Idea Generation for all of the abilities functioning within this society.

Idea Generation for all of the abilities functioning within this society.

After narrowing down what all of the abilities within this society would be, I made a few storyboard-like sketches to showcase these mechanics individually within the game. The illustrations below do not really show how they would work in combination with each other, but the main idea is that these would be used to navigate through the environment. Additionally, levels would be designed in such a way that a multitude of combinations of abilities could solve the problem, resulting in a series of different approaches to the same situation. I have also explored a few different versions of some of these abilities, as I have yet to fully make my mind up about how they would function within the game. In any case, this would be something to explore within my prototypes over the coming week.


Thoughts and Reflection

So far, this is definitely my favourite idea as it seems the most fun, it connects the best to my research, and overall has the potential to achieve all of the goals I want it to. I have yet to decide whether this experience would take place in three-dimensional or two-dimensional space as both have their pros and cons. If I make this a two-dimensional game, it would incorporate a lot of the things I am interested in, such as perspective and what type of information gets lost within perspective. My only reservation about making it two-dimensional is that I am not fully certain how to make it an exciting puzzle-solving experience that does not entirely rely on traditional platforming techniques. Whereas if I were to make the project three-dimensional, I would be making the idea slightly more generic and it may lose some of its mathematical flare, however, it is practically guaranteed to work efficiently. Overall, I am quite confident I will be taking this idea forward, at this stage it is only a matter of time to try and figure out how to present it. Hopefully some feedback from the presentations next week will help me get that clarified.

Week 7: Project Proposal 3 by Valzorra


During our lecture on Markov Chains, James mentioned that they are primarily used in the fields of Marketing, Software Engineering, and Computer Science and have not necessarily been explored to their full potential in video games. That’s why I would be interested in creating a game which heavily features Markov Chains and individualised AI in its algorithms. That way the player would have a unique experience with the game, as its AI will continuously change based on their actions. For example, enemies may record and observe how the player behaves in order to predict their movements and become better managing them, which would involve Machine Learning, an area that I find rather exciting. Similarly, if the player happens to consistently overpower challenges set out within the game, enemies may become more vigilant and careful around them. The project would be all about adaptability of the AI and crafting a personalised experience based on what the user does, not dissimilar thematically to Project Proposal 2. Although there could be potential ethical considerations that might prevent this from happening, implementing some of James’s work on emotive AI into such a project might result in an interesting and unpredictable experience.

Project Overview  

I have always been fascinated by Edgar Allan Poe’s The Raven, which I briefly analysed in Week 3: Research on Poetry, and I believe some of the poem’s themes would connect perfectly with the idea of an individualised, possibly emotive AI. It deals with universal themes like consciousness, handling emotion, overcoming challenges, grief, loss, whether or not the mind and senses can be trusted and many more. Those themes in combination with my desire to create individualised AI, made me come up with the idea of a horror experience loosely based on Poe’s work where the main antagonists are seemingly unpredictable NPCs, whose personalities and behaviour would be dictated by Markov Chains. Additionally, what would make this experience even more impactful would be to design it for Virtual Reality as the medium would increase player immersion, thus making the characters seem more real.

= ROWS =
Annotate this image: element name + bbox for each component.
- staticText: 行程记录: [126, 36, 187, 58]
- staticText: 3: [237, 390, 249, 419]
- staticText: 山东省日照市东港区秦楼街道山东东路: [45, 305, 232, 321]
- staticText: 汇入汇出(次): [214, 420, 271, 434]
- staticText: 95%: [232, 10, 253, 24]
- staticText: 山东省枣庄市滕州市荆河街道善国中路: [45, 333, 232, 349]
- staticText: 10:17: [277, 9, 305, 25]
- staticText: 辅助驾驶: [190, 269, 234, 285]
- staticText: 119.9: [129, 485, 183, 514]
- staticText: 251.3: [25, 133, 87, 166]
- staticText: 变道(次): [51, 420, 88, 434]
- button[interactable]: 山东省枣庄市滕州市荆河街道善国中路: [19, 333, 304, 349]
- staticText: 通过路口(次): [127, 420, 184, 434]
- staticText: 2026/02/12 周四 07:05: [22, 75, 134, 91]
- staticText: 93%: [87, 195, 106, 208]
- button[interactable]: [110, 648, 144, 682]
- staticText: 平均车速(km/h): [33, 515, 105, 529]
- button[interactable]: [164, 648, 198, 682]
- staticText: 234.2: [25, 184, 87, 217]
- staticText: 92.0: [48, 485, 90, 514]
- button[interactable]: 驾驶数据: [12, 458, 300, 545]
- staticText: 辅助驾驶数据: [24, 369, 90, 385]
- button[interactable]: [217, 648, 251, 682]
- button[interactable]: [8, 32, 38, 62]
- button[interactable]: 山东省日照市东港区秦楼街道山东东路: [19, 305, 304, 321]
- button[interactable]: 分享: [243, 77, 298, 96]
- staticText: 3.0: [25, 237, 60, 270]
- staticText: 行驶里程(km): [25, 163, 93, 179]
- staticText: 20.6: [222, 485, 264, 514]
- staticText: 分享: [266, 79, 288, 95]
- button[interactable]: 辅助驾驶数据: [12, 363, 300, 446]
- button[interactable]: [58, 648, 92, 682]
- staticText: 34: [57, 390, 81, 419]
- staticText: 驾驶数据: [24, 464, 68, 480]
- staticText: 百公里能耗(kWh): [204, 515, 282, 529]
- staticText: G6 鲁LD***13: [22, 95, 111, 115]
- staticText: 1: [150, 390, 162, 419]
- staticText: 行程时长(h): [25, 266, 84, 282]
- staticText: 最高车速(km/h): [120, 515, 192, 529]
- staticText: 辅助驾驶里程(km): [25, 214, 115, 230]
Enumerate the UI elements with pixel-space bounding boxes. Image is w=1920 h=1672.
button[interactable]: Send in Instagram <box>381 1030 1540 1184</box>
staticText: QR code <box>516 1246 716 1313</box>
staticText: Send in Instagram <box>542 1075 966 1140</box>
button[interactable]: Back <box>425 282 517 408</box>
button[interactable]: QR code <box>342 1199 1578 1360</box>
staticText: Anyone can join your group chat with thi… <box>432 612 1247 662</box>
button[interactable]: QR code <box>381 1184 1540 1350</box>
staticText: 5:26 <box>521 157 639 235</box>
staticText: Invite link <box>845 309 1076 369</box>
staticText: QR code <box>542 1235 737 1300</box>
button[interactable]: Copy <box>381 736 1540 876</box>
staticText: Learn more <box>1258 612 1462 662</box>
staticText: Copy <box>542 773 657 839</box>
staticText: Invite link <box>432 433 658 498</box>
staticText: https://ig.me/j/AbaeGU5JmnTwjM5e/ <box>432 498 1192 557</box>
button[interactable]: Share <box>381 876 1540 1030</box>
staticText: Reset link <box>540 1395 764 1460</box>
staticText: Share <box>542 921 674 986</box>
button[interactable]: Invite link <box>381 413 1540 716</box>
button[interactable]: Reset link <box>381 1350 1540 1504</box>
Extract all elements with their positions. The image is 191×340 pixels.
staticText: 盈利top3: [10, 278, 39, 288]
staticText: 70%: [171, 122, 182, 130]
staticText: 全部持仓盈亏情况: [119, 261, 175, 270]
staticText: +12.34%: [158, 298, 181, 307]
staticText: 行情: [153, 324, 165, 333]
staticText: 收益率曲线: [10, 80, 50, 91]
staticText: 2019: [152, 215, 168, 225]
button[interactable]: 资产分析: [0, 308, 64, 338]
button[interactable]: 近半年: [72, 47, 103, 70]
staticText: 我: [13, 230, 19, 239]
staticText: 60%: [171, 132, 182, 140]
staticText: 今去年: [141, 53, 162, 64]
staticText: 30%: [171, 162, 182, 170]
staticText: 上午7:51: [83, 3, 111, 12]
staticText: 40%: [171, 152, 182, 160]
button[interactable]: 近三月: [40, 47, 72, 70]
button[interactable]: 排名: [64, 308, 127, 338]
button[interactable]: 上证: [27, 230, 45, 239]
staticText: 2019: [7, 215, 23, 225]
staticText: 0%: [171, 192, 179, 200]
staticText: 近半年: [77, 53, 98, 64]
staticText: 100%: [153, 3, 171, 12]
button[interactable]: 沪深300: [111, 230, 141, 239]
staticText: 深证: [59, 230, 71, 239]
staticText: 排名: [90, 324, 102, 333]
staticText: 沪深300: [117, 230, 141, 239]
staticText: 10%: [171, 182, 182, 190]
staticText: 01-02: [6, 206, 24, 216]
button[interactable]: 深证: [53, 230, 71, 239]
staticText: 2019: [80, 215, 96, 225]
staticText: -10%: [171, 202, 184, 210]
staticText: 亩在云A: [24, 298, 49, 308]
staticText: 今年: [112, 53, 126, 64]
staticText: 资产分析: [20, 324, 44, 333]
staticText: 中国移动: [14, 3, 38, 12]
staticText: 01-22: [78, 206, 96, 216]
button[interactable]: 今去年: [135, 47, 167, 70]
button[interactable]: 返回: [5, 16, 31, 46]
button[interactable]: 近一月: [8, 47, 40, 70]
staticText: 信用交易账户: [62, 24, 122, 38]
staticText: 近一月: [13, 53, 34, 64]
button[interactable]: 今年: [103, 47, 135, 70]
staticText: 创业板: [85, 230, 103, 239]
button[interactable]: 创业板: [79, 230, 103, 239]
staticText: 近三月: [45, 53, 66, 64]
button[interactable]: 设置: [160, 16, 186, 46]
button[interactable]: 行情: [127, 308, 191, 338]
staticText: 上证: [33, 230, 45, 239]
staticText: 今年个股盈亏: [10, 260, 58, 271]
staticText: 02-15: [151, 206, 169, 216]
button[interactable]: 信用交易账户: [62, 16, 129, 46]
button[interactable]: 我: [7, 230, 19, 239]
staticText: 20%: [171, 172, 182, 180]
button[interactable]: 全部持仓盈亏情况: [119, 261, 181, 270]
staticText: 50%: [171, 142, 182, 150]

= WHAT TO DO =
1/ Copy the passage of the game proposal text from "After narrowing down" to "the coming week.".
2/ According to the game proposal text, in which fields are Markov Chains primarily used? List every field it names.

= CORRECT ANSWERS =
1/
After narrowing down what all of the abilities within this society would be, I made a few storyboard-like sketches to showcase these mechanics individually within the game. The illustrations below do not really show how they would work in combination with each other, but the main idea is that these would be used to navigate through the environment. Additionally, levels would be designed in such a way that a multitude of combinations of abilities could solve the problem, resulting in a series of different approaches to the same situation. I have also explored a few different versions of some of these abilities, as I have yet to fully make my mind up about how they would function within the game. In any case, this would be something to explore within my prototypes over the coming week.

2/
- Marketing
- Software Engineering
- Computer Science